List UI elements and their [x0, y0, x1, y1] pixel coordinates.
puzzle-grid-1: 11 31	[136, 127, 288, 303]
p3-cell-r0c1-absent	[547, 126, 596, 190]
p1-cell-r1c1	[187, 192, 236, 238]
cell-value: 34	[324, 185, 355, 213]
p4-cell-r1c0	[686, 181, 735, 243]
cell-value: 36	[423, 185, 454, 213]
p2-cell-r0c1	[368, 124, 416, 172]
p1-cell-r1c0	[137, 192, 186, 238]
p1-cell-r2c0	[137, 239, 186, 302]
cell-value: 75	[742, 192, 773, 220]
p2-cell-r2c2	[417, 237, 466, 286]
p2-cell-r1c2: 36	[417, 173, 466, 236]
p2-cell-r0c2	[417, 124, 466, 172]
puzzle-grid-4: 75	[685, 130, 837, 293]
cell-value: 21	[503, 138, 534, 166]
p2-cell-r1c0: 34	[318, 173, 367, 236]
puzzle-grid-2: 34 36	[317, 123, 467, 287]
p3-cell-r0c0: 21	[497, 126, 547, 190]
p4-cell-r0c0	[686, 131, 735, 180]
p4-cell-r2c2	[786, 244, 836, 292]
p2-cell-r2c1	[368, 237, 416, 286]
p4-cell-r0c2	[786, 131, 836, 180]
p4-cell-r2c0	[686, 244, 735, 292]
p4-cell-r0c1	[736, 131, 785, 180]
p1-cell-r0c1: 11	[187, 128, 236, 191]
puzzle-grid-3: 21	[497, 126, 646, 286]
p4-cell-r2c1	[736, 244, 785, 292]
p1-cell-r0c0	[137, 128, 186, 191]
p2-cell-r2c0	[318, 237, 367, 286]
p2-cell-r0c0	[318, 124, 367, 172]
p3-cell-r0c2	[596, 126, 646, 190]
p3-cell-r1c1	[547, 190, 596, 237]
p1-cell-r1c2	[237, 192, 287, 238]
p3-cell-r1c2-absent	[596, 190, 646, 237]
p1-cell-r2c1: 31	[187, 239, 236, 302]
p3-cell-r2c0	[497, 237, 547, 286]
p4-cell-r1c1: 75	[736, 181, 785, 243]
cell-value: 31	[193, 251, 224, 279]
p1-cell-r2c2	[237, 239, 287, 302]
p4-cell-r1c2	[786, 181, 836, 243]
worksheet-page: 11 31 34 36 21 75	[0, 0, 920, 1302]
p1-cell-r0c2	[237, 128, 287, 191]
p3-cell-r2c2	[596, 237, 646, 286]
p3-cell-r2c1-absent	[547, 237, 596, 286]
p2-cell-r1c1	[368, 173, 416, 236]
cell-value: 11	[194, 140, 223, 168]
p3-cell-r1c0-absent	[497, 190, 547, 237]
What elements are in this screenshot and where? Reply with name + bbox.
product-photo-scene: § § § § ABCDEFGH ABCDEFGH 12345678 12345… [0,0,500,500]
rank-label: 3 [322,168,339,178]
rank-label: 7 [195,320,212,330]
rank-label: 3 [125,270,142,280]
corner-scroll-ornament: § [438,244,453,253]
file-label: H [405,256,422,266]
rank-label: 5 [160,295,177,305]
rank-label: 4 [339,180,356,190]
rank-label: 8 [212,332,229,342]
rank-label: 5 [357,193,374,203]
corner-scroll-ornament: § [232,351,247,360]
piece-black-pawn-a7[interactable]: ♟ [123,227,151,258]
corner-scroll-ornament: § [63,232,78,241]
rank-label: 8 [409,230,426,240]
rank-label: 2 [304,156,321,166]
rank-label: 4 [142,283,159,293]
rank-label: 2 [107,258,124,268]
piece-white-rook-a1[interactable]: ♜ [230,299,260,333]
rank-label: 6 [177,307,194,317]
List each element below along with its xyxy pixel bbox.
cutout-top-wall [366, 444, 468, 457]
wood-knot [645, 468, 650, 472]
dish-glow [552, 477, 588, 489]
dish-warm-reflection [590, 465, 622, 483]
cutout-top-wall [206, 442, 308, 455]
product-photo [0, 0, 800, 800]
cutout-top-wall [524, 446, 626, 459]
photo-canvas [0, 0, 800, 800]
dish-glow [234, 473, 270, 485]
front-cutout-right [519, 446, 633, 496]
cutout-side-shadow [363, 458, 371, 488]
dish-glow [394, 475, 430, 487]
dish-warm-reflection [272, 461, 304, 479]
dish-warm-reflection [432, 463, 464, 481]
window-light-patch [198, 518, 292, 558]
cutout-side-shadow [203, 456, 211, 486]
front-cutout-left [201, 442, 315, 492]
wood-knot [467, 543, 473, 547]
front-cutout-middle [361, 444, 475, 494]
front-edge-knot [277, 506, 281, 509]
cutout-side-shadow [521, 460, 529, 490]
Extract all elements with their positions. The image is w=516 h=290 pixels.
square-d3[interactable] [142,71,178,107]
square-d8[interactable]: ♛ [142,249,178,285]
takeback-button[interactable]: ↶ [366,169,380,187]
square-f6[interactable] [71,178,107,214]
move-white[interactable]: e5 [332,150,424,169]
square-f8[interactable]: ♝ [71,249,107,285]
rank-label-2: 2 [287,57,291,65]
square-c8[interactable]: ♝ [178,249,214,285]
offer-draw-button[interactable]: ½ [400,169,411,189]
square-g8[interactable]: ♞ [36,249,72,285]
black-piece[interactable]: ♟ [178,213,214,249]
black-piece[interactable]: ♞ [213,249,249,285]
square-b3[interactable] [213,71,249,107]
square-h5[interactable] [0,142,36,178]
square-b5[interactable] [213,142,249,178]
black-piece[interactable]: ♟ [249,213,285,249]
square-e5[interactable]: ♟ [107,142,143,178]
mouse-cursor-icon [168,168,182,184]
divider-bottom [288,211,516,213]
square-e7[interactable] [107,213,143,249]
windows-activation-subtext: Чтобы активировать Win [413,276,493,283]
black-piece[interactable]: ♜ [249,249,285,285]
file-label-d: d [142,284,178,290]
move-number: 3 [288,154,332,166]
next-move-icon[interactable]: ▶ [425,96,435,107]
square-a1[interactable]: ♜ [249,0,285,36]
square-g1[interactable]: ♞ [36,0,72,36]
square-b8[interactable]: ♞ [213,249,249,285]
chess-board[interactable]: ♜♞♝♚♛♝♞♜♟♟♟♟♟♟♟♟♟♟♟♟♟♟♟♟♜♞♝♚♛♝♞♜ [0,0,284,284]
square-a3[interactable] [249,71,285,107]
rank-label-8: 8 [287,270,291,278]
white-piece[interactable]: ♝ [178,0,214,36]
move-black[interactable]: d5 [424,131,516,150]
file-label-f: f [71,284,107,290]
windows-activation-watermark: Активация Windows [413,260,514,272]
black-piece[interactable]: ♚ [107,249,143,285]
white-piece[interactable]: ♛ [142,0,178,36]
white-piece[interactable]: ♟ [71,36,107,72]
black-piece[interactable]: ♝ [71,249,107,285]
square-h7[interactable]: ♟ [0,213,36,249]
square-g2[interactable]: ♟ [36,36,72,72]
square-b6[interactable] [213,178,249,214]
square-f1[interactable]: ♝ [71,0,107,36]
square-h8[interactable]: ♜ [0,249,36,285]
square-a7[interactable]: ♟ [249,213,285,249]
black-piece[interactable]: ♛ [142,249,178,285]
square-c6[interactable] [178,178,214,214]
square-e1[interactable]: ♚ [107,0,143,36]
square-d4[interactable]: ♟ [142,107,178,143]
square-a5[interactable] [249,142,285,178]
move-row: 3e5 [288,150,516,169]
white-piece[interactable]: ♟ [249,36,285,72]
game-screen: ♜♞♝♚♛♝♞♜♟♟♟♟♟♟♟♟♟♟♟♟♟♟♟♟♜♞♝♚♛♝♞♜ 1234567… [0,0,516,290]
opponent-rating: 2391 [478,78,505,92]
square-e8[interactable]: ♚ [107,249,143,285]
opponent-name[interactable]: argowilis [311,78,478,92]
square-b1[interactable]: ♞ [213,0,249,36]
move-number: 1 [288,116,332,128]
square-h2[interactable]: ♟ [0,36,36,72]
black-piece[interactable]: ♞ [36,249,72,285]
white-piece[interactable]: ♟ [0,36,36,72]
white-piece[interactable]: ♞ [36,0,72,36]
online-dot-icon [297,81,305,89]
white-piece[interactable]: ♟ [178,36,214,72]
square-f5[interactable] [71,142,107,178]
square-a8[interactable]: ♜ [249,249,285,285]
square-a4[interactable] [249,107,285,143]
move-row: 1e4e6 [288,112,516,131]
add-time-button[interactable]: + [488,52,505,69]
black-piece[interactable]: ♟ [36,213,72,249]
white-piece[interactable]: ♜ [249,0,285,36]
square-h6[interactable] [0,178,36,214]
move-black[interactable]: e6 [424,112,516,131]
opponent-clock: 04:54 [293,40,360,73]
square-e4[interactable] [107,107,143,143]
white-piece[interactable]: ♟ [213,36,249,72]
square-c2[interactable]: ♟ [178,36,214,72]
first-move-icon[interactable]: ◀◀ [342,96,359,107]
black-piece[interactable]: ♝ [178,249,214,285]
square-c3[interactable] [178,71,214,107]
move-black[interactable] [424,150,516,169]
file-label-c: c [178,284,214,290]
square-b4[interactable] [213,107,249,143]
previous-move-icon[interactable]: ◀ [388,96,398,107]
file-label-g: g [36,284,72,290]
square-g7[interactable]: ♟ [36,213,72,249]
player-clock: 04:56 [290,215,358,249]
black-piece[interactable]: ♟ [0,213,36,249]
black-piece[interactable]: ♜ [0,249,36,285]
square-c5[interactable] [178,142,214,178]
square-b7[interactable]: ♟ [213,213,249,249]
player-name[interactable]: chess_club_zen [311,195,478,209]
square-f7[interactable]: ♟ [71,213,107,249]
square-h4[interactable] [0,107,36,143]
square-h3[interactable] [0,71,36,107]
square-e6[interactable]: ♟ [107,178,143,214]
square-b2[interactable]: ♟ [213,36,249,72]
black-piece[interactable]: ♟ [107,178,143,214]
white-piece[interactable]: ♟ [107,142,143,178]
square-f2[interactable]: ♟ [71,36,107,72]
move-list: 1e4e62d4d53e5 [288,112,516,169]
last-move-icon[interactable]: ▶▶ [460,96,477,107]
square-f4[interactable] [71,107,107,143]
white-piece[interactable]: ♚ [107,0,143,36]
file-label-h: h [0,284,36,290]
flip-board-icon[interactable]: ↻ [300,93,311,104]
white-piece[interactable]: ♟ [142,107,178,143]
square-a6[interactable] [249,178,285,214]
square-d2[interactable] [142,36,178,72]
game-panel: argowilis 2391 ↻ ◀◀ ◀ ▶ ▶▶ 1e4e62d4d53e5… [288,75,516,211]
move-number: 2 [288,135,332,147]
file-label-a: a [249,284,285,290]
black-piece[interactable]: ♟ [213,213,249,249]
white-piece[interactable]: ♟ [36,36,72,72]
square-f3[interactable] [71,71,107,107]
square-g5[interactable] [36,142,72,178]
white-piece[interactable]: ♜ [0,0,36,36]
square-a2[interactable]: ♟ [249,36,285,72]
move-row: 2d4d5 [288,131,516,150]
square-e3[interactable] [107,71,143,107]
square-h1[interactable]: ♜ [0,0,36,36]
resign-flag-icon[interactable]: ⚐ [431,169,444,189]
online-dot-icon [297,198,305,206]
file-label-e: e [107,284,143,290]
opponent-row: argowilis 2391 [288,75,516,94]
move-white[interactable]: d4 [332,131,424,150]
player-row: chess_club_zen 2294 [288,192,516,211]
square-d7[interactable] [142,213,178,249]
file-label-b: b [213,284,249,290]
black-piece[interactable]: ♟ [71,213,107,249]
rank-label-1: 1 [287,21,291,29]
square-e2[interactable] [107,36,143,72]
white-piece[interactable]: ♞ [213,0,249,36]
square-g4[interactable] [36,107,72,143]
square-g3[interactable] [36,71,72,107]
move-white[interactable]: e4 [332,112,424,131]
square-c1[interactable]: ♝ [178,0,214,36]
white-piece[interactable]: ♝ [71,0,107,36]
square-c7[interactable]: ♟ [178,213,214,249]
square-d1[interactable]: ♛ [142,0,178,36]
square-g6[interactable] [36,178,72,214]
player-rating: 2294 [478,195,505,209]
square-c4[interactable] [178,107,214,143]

◇ ◇ ◇ ◇

### [Directive]
Please retype the lines character for character, starting with the first line and stopping after the one that contains "173, 466, 236]".

### [Task answer]
List UI elements and their [x0, y0, x1, y1] pixel coordinates.
puzzle-grid-1: 11 31	[136, 127, 288, 303]
p3-cell-r0c1-absent	[547, 126, 596, 190]
p1-cell-r1c1	[187, 192, 236, 238]
cell-value: 34	[324, 185, 355, 213]
p4-cell-r1c0	[686, 181, 735, 243]
cell-value: 36	[423, 185, 454, 213]
p2-cell-r0c1	[368, 124, 416, 172]
p1-cell-r1c0	[137, 192, 186, 238]
p1-cell-r2c0	[137, 239, 186, 302]
cell-value: 75	[742, 192, 773, 220]
p2-cell-r2c2	[417, 237, 466, 286]
p2-cell-r1c2: 36	[417, 173, 466, 236]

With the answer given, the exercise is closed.